_SOURCE:_
From these interviewed the playwright teases out reactions fomented from the political climate, and the increasing social and cultural divide, after the 2016 election shifted participants’ attitudes and feelings. Their notions reflect the deepening discourse about the nation’s founders as slaveholders, the increasing acts of white supremacy under this presidency, and the confluence of racism and symbols of the confederacy, i.e. the flag, once thought harmless, now viewed by many as egregious remnants of our nation’s inglorious and inhuman past. Naturally, there are those who find these sentiments appalling, as if to nullify a history that is painful but moving in the progressive direction of “freedom for all.” Without the Civil War, no slaves would have been freed until many years later. The price paid, of course, is incalculable.
During the production which spans the years from Fall of 2015 through July 2017, and up to 2019, those interviewed discuss the present divisions in the country that reveal their roots in the Civil War, including the events in Charlottesville and the white supremacist marchers opposed to the “tearing down” of Robert E. Lee’s statue. Interestingly, for the first time ever after another reenactment, there is a bomb incident. This threatened violence for what once was a fun, staged event and hobby, indicates that spirits are darkening in the country. Those who are interviewed, note these changes with alarm.
Cleverly, Monahon uses issues to raise questions and reveal themes. Some of these concern our ideas about the formation of our nation to gain freedom. Others reveal divergent perspectives of citizens from the South and North. Interestingly, the interviewed (who are “characters”) point out, after a Revolutionary War enactment, the idea that America is an experiment which may or may not last. Throughout, issues related to slavery and its attendant racism are brought up stirring questions about what this means for us today. The actors portraying real people are reflected through the prism of changing trends based upon our social climate. Vitally, the playwright reveals the cultural shift in how these individuals view what the reenactments mean to them during the past five years.

_TASK 1:_
In the records, starting at the first line and ending at the line with "The reaction pathway 15 is at (240, 787).", substitute "lateral" for "transverse" and reproduce that span with nothing else altered. Leave out the pictures.
The records that come next are unrelated to the play review above.

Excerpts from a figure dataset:
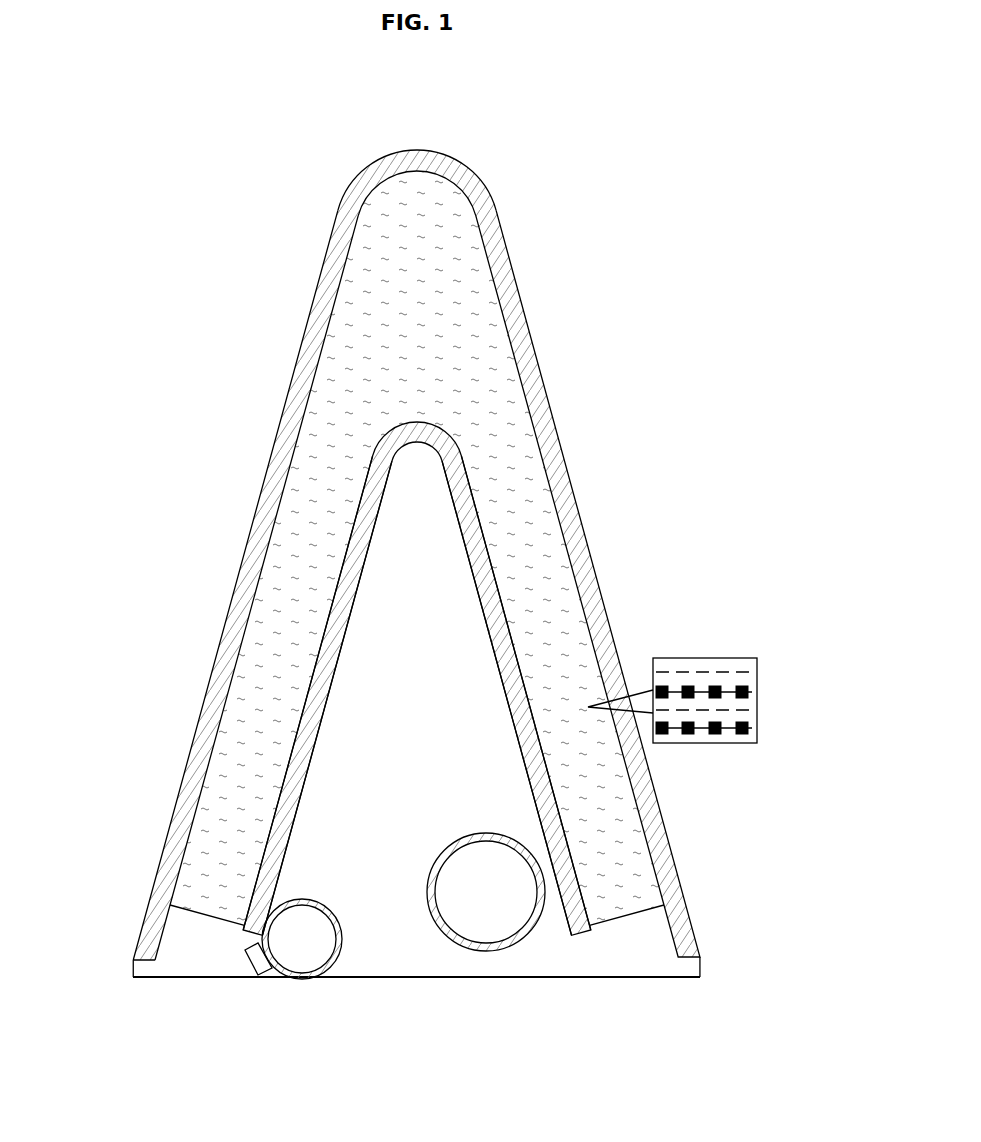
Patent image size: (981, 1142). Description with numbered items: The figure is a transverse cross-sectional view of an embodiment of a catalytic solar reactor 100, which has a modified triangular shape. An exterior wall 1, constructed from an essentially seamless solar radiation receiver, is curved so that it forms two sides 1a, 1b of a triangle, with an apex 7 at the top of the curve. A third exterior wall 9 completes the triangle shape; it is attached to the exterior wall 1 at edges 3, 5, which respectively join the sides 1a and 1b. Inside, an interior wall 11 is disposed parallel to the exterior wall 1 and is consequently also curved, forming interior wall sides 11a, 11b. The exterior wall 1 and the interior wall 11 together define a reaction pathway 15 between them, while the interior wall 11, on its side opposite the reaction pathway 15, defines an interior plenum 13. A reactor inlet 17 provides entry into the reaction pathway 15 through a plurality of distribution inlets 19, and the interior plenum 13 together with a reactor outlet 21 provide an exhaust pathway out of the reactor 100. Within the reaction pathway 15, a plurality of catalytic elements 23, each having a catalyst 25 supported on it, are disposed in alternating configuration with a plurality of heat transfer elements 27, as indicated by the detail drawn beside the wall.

The catalytic solar reactor 100 is at (556, 180).
The exterior wall 1 is at (416, 537).
The side of exterior wall 1a is at (239, 567).
The side of exterior wall 1b is at (577, 507).
The apex 7 is at (415, 150).
The interior wall 11 is at (417, 678).
The side of interior wall 11a is at (348, 625).
The side of interior wall 11b is at (502, 692).
The interior plenum 13 is at (383, 883).
The reaction pathway 15 is at (240, 787).
The reactor inlet 17 is at (303, 955).
The distribution inlets 19 is at (250, 962).
The reactor outlet 21 is at (488, 932).
The catalytic elements 23 is at (750, 730).
The catalyst 25 is at (688, 735).
The heat transfer elements 27 is at (680, 672).
The edge 3 is at (133, 977).
The edge 5 is at (700, 977).
The third exterior wall 9 is at (473, 978).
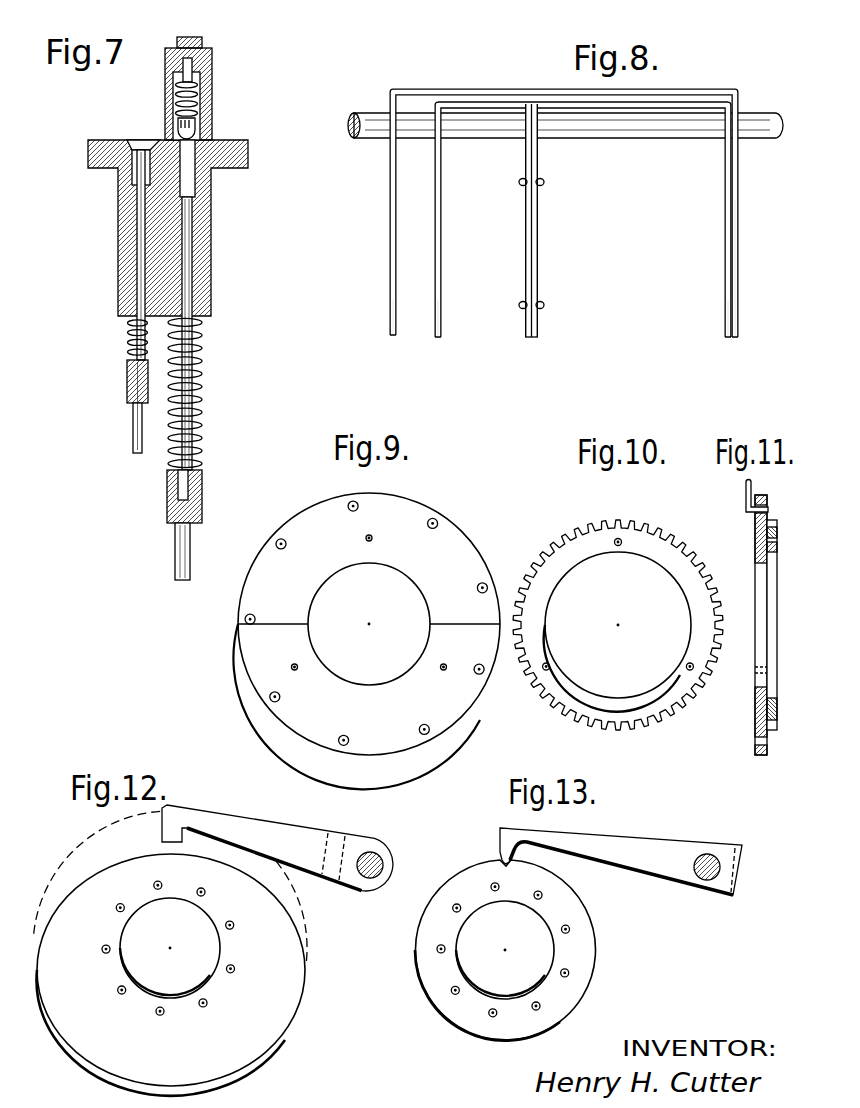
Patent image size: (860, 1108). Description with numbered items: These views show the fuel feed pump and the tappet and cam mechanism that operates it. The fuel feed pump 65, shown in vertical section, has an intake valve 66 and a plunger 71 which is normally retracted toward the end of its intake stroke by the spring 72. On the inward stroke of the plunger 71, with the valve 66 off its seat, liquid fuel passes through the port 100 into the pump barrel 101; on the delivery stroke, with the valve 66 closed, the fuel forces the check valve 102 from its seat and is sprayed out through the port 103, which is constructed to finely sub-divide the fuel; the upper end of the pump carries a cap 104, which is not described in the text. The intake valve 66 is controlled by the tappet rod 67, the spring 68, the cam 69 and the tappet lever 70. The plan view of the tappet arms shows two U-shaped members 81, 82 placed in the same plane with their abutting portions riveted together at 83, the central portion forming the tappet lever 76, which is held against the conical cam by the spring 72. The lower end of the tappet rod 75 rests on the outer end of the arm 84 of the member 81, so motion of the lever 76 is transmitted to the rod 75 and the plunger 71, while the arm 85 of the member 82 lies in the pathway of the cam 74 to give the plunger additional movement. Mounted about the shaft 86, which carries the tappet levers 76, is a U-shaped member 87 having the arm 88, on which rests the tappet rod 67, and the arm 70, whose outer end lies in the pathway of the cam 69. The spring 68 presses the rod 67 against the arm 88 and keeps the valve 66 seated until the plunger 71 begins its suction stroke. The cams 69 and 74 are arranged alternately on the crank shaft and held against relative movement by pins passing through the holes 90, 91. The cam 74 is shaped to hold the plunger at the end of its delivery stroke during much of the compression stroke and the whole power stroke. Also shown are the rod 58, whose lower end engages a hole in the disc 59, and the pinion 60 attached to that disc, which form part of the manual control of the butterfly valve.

In FIG. 9, the rod 58 is at (349, 505).
In FIG. 11, the rod 58 is at (752, 488).
In FIG. 9, the disc 59 is at (455, 535).
In FIG. 11, the disc 59 is at (756, 556).
In FIG. 10, the pinion 60 is at (657, 546).
In FIG. 11, the pinion 60 is at (778, 532).
In FIG. 7, the fuel feed pump 65 is at (211, 240).
In FIG. 7, the intake valve 66 is at (130, 140).
In FIG. 7, the tappet rod 67 is at (135, 433).
In FIG. 7, the spring 68 is at (127, 340).
In FIG. 13, the cam 69 is at (570, 906).
In FIG. 8, the tappet lever 70 is at (740, 245).
In FIG. 13, the tappet lever 70 is at (640, 832).
In FIG. 7, the plunger 71 is at (186, 290).
In FIG. 7, the spring 72 is at (197, 400).
In FIG. 12, the cam 74 is at (265, 1021).
In FIG. 7, the tappet rod 75 is at (190, 551).
In FIG. 8, the tappet lever 76 is at (525, 277).
In FIG. 8, the U-shaped member 81 is at (485, 103).
In FIG. 8, the U-shaped member 82 is at (645, 108).
In FIG. 8, the rivets 83 is at (543, 306).
In FIG. 8, the arm 84 is at (438, 339).
In FIG. 8, the arm 85 is at (724, 313).
In FIG. 12, the arm 85 is at (294, 836).
In FIG. 8, the shaft 86 is at (760, 124).
In FIG. 12, the shaft 86 is at (384, 857).
In FIG. 13, the shaft 86 is at (712, 856).
In FIG. 8, the U-shaped member 87 is at (420, 90).
In FIG. 8, the arm 88 is at (389, 305).
In FIG. 12, the hole 90 is at (234, 928).
In FIG. 13, the hole 91 is at (570, 930).
In FIG. 7, the port 100 is at (152, 140).
In FIG. 7, the pump barrel 101 is at (186, 158).
In FIG. 7, the check valve 102 is at (207, 112).
In FIG. 7, the port 103 is at (170, 128).
In FIG. 7, the cap 104 is at (209, 36).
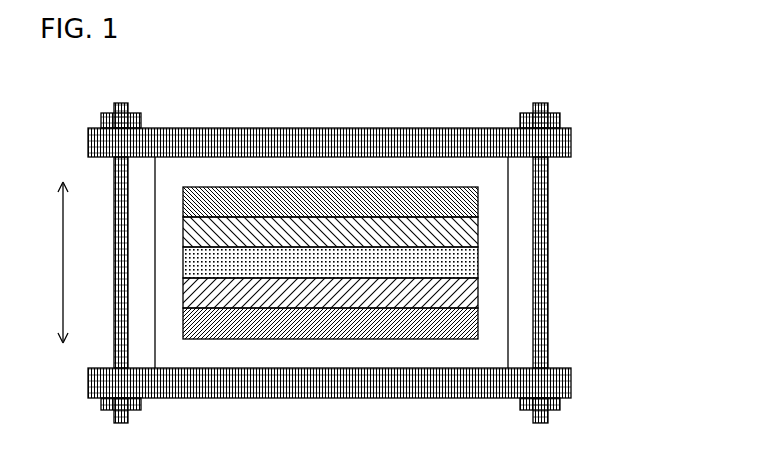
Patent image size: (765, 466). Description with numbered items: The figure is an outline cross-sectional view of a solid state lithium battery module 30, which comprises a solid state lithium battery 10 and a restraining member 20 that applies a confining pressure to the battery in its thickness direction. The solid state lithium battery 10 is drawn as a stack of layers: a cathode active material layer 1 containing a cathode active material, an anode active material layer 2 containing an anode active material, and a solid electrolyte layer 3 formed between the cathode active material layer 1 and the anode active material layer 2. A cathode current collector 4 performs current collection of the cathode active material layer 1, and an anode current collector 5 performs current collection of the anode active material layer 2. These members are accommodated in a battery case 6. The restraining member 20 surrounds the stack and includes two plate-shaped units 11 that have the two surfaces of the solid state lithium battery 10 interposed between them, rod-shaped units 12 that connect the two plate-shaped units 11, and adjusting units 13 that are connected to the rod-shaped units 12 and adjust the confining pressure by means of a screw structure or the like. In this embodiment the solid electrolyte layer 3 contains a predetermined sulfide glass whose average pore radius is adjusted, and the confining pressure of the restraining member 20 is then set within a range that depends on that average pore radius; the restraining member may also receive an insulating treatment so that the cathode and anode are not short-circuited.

The solid state lithium battery module 30 is at (574, 76).
The restraining member 20 is at (644, 103).
The plate-shaped unit 11 is at (555, 143).
The rod-shaped unit 12 is at (543, 168).
The adjusting unit 13 is at (555, 123).
The solid state lithium battery 10 is at (601, 185).
The cathode active material layer 1 is at (470, 232).
The anode active material layer 2 is at (470, 293).
The solid electrolyte layer 3 is at (470, 262).
The cathode current collector 4 is at (470, 202).
The anode current collector 5 is at (470, 323).
The battery case 6 is at (470, 355).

_TASK 2:_
Based on the review of the reenactment play, decide whether each statement holds, answering yes or no and quoting the words that settle it.
(a) A bomb incident followed a reenactment.
(b) The interviewed characters raise the idea that America is an experiment after a Civil War reenactment.
(c) Monahon uses issues to raise questions and reveal themes.

_TASK SOLUTION 1:_
Patent image size: (981, 1142). Description with numbered items: The figure is a lateral cross-sectional view of an embodiment of a catalytic solar reactor 100, which has a modified triangular shape. An exterior wall 1, constructed from an essentially seamless solar radiation receiver, is curved so that it forms two sides 1a, 1b of a triangle, with an apex 7 at the top of the curve. A third exterior wall 9 completes the triangle shape; it is attached to the exterior wall 1 at edges 3, 5, which respectively join the sides 1a and 1b. Inside, an interior wall 11 is disposed parallel to the exterior wall 1 and is consequently also curved, forming interior wall sides 11a, 11b. The exterior wall 1 and the interior wall 11 together define a reaction pathway 15 between them, while the interior wall 11, on its side opposite the reaction pathway 15, defines an interior plenum 13. A reactor inlet 17 provides entry into the reaction pathway 15 through a plurality of distribution inlets 19, and the interior plenum 13 together with a reactor outlet 21 provide an exhaust pathway out of the reactor 100. Within the reaction pathway 15, a plurality of catalytic elements 23, each having a catalyst 25 supported on it, are disposed in alternating configuration with a plurality of heat transfer elements 27, as indicated by the detail drawn beside the wall.

The catalytic solar reactor 100 is at (556, 180).
The exterior wall 1 is at (416, 537).
The side of exterior wall 1a is at (239, 567).
The side of exterior wall 1b is at (577, 507).
The apex 7 is at (415, 150).
The interior wall 11 is at (417, 678).
The side of interior wall 11a is at (348, 625).
The side of interior wall 11b is at (502, 692).
The interior plenum 13 is at (383, 883).
The reaction pathway 15 is at (240, 787).

_TASK SOLUTION 2:_
(a) Yes: "for the first time ever after another reenactment, there is a bomb incident."
(b) No: "point out, after a Revolutionary War enactment, the idea that America is an experiment which may or may not last."
(c) Yes: "Cleverly, Monahon uses issues to raise questions and reveal themes."